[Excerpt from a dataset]
━━━

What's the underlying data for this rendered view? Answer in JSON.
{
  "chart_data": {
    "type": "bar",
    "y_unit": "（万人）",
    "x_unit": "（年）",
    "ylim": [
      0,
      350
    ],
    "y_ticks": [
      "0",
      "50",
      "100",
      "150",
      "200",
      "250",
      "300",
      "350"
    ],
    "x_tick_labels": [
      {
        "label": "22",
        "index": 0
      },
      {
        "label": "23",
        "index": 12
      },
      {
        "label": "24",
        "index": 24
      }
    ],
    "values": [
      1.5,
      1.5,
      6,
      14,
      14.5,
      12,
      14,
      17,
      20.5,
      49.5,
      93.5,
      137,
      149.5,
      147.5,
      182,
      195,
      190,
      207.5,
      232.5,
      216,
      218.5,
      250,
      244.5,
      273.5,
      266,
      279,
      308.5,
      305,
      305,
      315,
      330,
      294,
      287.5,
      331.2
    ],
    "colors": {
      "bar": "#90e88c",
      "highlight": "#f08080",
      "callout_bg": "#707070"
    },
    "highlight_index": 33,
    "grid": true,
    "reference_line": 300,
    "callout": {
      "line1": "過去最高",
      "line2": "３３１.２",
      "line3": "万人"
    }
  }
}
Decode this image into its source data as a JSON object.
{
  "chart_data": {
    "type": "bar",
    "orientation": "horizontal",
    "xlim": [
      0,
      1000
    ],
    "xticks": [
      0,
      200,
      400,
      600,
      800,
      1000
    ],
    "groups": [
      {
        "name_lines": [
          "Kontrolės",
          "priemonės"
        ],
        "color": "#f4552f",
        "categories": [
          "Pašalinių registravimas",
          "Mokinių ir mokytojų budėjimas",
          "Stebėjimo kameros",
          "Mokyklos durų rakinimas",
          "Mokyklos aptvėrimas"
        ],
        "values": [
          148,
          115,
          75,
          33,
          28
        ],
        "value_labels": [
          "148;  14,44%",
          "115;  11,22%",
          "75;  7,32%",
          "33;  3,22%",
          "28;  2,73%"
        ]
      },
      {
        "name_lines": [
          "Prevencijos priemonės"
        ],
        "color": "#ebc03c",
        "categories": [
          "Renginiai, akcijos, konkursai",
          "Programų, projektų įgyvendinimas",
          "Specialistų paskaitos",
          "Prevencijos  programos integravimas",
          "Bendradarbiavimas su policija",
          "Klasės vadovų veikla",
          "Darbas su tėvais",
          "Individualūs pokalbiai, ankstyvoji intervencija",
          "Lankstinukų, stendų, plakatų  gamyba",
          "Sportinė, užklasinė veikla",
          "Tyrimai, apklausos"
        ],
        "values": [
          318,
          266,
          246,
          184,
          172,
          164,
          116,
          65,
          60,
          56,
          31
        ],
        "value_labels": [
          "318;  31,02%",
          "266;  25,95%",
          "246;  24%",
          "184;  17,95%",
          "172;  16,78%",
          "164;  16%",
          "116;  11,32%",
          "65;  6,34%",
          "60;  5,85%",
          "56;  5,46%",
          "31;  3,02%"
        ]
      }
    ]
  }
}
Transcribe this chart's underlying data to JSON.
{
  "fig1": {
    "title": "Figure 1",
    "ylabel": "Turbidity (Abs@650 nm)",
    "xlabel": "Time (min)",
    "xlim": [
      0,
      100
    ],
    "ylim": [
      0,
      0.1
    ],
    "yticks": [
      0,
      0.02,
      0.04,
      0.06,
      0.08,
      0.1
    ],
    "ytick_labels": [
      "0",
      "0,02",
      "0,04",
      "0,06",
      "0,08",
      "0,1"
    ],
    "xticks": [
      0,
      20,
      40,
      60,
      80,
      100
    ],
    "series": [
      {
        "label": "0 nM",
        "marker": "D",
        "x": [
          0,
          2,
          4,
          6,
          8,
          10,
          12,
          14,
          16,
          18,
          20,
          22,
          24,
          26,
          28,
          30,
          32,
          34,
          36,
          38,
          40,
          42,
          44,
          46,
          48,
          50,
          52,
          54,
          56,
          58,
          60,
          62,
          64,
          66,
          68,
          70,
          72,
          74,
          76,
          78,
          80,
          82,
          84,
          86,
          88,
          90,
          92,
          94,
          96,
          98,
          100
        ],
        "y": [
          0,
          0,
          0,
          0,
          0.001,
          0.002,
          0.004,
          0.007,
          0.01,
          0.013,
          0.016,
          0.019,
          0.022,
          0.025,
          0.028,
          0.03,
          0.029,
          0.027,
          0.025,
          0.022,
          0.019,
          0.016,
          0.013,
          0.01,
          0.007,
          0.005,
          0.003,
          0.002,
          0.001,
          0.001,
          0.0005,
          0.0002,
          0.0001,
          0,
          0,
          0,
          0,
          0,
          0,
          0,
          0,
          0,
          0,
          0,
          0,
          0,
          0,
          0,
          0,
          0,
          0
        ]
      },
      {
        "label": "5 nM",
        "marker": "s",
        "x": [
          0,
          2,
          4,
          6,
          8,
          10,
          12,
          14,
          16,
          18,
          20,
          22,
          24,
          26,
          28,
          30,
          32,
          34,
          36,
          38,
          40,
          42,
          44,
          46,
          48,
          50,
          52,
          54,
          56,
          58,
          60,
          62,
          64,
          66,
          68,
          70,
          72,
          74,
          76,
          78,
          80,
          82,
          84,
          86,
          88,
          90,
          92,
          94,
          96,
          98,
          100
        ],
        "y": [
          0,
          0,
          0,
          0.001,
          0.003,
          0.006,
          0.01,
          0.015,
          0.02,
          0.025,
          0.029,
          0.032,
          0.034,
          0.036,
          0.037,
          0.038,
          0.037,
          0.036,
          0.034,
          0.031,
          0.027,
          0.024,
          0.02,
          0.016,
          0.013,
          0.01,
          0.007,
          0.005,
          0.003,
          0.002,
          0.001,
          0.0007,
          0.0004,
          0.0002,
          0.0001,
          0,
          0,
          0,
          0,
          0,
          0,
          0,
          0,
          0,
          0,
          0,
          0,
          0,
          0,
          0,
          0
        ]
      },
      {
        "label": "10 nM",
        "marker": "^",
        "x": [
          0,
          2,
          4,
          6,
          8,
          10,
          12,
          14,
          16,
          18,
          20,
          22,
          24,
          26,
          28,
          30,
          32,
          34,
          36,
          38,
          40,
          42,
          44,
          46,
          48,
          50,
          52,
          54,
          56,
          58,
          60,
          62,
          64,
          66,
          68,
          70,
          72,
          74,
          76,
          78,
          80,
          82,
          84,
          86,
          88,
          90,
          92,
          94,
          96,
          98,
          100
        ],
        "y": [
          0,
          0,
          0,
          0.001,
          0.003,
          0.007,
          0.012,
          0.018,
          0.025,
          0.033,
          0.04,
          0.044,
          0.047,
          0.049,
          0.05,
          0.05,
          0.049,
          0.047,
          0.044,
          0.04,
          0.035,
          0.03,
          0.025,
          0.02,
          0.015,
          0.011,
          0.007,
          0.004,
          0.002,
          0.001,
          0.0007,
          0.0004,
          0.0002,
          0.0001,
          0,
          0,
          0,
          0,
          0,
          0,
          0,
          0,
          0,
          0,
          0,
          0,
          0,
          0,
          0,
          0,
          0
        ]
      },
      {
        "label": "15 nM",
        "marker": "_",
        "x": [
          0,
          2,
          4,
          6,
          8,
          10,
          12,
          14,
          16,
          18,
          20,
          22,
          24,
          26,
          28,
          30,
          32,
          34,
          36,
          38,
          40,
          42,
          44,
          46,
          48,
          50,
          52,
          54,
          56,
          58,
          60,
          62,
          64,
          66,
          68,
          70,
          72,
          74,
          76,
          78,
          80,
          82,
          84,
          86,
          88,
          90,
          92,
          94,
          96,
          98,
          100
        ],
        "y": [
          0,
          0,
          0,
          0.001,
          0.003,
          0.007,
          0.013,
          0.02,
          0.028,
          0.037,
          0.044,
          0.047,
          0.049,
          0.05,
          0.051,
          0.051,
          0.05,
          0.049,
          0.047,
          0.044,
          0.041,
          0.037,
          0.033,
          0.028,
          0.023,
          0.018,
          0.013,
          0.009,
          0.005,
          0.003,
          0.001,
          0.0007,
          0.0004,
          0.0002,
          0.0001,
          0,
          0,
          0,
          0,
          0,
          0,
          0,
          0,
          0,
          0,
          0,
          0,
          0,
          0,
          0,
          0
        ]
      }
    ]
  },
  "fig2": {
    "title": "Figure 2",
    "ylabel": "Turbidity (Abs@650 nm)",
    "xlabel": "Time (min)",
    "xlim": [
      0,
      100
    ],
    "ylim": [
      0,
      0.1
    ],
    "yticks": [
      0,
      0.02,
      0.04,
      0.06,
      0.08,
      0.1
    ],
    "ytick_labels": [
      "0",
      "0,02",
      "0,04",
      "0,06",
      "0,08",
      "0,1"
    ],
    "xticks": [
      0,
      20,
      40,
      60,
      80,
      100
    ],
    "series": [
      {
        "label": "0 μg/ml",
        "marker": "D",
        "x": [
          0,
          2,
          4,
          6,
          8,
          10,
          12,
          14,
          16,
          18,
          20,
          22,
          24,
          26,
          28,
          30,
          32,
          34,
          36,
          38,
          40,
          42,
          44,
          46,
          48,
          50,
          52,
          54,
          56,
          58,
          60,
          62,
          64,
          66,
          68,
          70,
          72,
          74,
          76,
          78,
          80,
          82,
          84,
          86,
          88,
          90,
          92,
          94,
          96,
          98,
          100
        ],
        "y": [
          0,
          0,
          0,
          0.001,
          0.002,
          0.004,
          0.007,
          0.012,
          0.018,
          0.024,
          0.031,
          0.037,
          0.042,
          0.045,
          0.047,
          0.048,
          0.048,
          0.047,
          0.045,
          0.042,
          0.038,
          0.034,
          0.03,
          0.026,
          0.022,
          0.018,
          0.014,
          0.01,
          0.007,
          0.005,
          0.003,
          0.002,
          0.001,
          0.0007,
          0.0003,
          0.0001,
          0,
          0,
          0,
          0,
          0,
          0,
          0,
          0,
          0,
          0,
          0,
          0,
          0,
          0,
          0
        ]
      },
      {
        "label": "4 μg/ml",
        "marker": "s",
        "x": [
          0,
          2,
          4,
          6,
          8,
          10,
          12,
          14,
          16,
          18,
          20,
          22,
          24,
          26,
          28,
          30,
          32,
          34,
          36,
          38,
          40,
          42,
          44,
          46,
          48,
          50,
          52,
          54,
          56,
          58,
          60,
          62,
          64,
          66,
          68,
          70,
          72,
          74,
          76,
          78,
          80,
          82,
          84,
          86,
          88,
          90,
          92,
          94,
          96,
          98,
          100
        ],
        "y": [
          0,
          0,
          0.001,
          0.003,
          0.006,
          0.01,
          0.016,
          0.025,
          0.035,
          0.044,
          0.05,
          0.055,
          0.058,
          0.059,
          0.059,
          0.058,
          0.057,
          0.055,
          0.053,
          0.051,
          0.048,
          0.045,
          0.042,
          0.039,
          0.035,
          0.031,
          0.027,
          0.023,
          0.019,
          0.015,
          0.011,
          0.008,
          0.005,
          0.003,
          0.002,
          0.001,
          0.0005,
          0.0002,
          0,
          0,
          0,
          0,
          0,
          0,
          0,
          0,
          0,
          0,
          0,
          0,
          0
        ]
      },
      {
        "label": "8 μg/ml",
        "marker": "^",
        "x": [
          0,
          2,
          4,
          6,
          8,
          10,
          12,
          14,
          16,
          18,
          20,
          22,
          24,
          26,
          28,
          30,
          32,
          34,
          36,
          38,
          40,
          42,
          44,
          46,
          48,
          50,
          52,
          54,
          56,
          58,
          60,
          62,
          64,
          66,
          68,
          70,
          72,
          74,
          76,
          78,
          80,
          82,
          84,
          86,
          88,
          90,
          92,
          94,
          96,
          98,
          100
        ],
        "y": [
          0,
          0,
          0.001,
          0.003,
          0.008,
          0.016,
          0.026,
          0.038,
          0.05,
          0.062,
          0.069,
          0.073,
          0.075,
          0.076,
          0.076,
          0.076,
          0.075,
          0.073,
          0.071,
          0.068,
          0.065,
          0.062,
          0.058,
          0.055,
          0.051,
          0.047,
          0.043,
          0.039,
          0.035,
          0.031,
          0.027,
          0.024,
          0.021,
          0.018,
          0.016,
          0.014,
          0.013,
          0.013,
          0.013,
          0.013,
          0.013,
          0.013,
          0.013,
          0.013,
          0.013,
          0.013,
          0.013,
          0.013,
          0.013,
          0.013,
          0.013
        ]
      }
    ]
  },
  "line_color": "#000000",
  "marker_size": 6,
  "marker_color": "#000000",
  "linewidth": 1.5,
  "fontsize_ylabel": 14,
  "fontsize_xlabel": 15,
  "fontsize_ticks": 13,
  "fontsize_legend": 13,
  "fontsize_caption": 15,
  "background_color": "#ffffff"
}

━━━

* **STATED EXERCISE**:
State how many lines of the records hold the string "this", and nothing else.

* **IN RESPONSE**:
3